** Opening Dataset entries block **

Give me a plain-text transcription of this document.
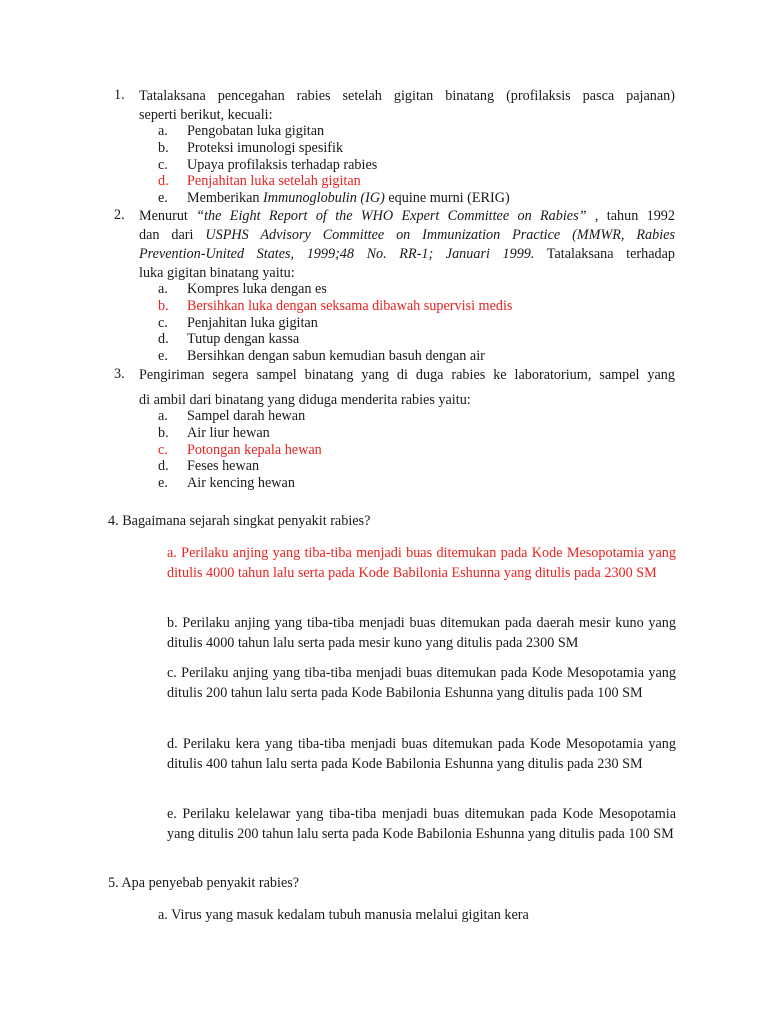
1. Tatalaksana pencegahan rabies setelah gigitan binatang (profilaksis pasca pajanan)
seperti berikut, kecuali:
a. Pengobatan luka gigitan
b. Proteksi imunologi spesifik
c. Upaya profilaksis terhadap rabies
d. Penjahitan luka setelah gigitan
e. Memberikan Immunoglobulin (IG) equine murni (ERIG)
2. Menurut “the Eight Report of the WHO Expert Committee on Rabies” , tahun 1992
dan dari USPHS Advisory Committee on Immunization Practice (MMWR, Rabies
Prevention-United States, 1999;48 No. RR-1; Januari 1999. Tatalaksana terhadap
luka gigitan binatang yaitu:
a. Kompres luka dengan es
b. Bersihkan luka dengan seksama dibawah supervisi medis
c. Penjahitan luka gigitan
d. Tutup dengan kassa
e. Bersihkan dengan sabun kemudian basuh dengan air
3. Pengiriman segera sampel binatang yang di duga rabies ke laboratorium, sampel yang
di ambil dari binatang yang diduga menderita rabies yaitu:
a. Sampel darah hewan
b. Air liur hewan
c. Potongan kepala hewan
d. Feses hewan
e. Air kencing hewan
4. Bagaimana sejarah singkat penyakit rabies?
a. Perilaku anjing yang tiba-tiba menjadi buas ditemukan pada Kode Mesopotamia yang ditulis 4000 tahun lalu serta pada Kode Babilonia Eshunna yang ditulis pada 2300 SM
b. Perilaku anjing yang tiba-tiba menjadi buas ditemukan pada daerah mesir kuno yang ditulis 4000 tahun lalu serta pada mesir kuno yang ditulis pada 2300 SM
c. Perilaku anjing yang tiba-tiba menjadi buas ditemukan pada Kode Mesopotamia yang ditulis 200 tahun lalu serta pada Kode Babilonia Eshunna yang ditulis pada 100 SM
d. Perilaku kera yang tiba-tiba menjadi buas ditemukan pada Kode Mesopotamia yang ditulis 400 tahun lalu serta pada Kode Babilonia Eshunna yang ditulis pada 230 SM
e. Perilaku kelelawar yang tiba-tiba menjadi buas ditemukan pada Kode Mesopotamia yang ditulis 200 tahun lalu serta pada Kode Babilonia Eshunna yang ditulis pada 100 SM
5. Apa penyebab penyakit rabies?
a. Virus yang masuk kedalam tubuh manusia melalui gigitan kera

** Closing Dataset entries block **

Find the lines in the material above that include the string "yaitu", and state how many there are without any other text.

2